• GIVEN EXERCISE:
Your task is to transcribe the records exactly, skipping every image.
━━━━━━━━━━━━━━━━━━━━
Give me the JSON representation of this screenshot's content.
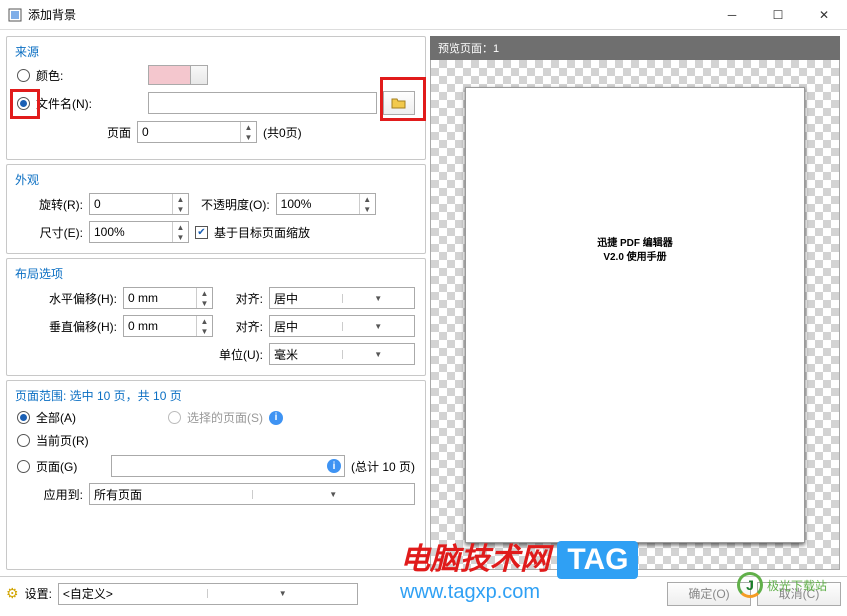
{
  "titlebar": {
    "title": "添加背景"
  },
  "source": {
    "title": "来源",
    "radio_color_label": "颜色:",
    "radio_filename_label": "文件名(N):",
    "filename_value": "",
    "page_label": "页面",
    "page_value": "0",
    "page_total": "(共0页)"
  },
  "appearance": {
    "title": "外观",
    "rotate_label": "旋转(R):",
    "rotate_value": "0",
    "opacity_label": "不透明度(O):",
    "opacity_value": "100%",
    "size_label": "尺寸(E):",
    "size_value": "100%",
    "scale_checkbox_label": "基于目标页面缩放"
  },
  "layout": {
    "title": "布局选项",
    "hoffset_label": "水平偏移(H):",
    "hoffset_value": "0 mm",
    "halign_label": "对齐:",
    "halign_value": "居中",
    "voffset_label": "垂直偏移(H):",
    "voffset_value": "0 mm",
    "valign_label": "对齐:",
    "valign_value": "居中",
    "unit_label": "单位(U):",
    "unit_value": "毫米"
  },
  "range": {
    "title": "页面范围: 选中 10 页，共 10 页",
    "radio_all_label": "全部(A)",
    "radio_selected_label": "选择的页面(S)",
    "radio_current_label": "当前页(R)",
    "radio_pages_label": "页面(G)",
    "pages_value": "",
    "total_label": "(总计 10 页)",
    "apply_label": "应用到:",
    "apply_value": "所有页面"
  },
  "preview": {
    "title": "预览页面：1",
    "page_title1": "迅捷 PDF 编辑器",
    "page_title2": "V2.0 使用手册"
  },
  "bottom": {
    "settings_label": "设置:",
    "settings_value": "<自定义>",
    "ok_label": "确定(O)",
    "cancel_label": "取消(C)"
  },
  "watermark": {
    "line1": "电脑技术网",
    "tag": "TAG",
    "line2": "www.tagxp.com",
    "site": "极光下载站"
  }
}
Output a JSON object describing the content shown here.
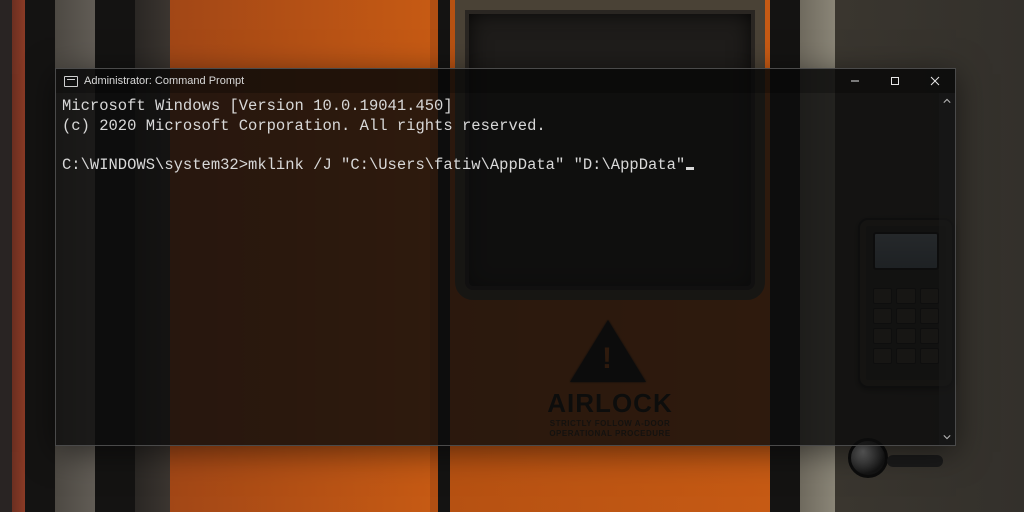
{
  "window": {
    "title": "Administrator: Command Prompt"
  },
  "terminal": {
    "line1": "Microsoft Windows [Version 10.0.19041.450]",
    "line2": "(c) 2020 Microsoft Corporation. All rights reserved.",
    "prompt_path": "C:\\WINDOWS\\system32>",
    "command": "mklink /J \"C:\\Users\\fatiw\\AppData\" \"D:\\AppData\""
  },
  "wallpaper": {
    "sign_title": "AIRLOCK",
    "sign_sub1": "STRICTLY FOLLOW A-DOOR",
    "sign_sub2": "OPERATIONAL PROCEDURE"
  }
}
━━━━━━━━━━━━━━━━━━━━
• RESPONSE:
Give me the JSON representation of this screenshot's content.
{
  "titlebar": {
    "title": "添加背景"
  },
  "source": {
    "title": "来源",
    "radio_color_label": "颜色:",
    "radio_filename_label": "文件名(N):",
    "filename_value": "",
    "page_label": "页面",
    "page_value": "0",
    "page_total": "(共0页)"
  },
  "appearance": {
    "title": "外观",
    "rotate_label": "旋转(R):",
    "rotate_value": "0",
    "opacity_label": "不透明度(O):",
    "opacity_value": "100%",
    "size_label": "尺寸(E):",
    "size_value": "100%",
    "scale_checkbox_label": "基于目标页面缩放"
  },
  "layout": {
    "title": "布局选项",
    "hoffset_label": "水平偏移(H):",
    "hoffset_value": "0 mm",
    "halign_label": "对齐:",
    "halign_value": "居中",
    "voffset_label": "垂直偏移(H):",
    "voffset_value": "0 mm",
    "valign_label": "对齐:",
    "valign_value": "居中",
    "unit_label": "单位(U):",
    "unit_value": "毫米"
  },
  "range": {
    "title": "页面范围: 选中 10 页，共 10 页",
    "radio_all_label": "全部(A)",
    "radio_selected_label": "选择的页面(S)",
    "radio_current_label": "当前页(R)",
    "radio_pages_label": "页面(G)",
    "pages_value": "",
    "total_label": "(总计 10 页)",
    "apply_label": "应用到:",
    "apply_value": "所有页面"
  },
  "preview": {
    "title": "预览页面：1",
    "page_title1": "迅捷 PDF 编辑器",
    "page_title2": "V2.0 使用手册"
  },
  "bottom": {
    "settings_label": "设置:",
    "settings_value": "<自定义>",
    "ok_label": "确定(O)",
    "cancel_label": "取消(C)"
  },
  "watermark": {
    "line1": "电脑技术网",
    "tag": "TAG",
    "line2": "www.tagxp.com",
    "site": "极光下载站"
  }
}
Output a JSON object describing the content shown here.
{
  "window": {
    "title": "Administrator: Command Prompt"
  },
  "terminal": {
    "line1": "Microsoft Windows [Version 10.0.19041.450]",
    "line2": "(c) 2020 Microsoft Corporation. All rights reserved.",
    "prompt_path": "C:\\WINDOWS\\system32>",
    "command": "mklink /J \"C:\\Users\\fatiw\\AppData\" \"D:\\AppData\""
  },
  "wallpaper": {
    "sign_title": "AIRLOCK",
    "sign_sub1": "STRICTLY FOLLOW A-DOOR",
    "sign_sub2": "OPERATIONAL PROCEDURE"
  }
}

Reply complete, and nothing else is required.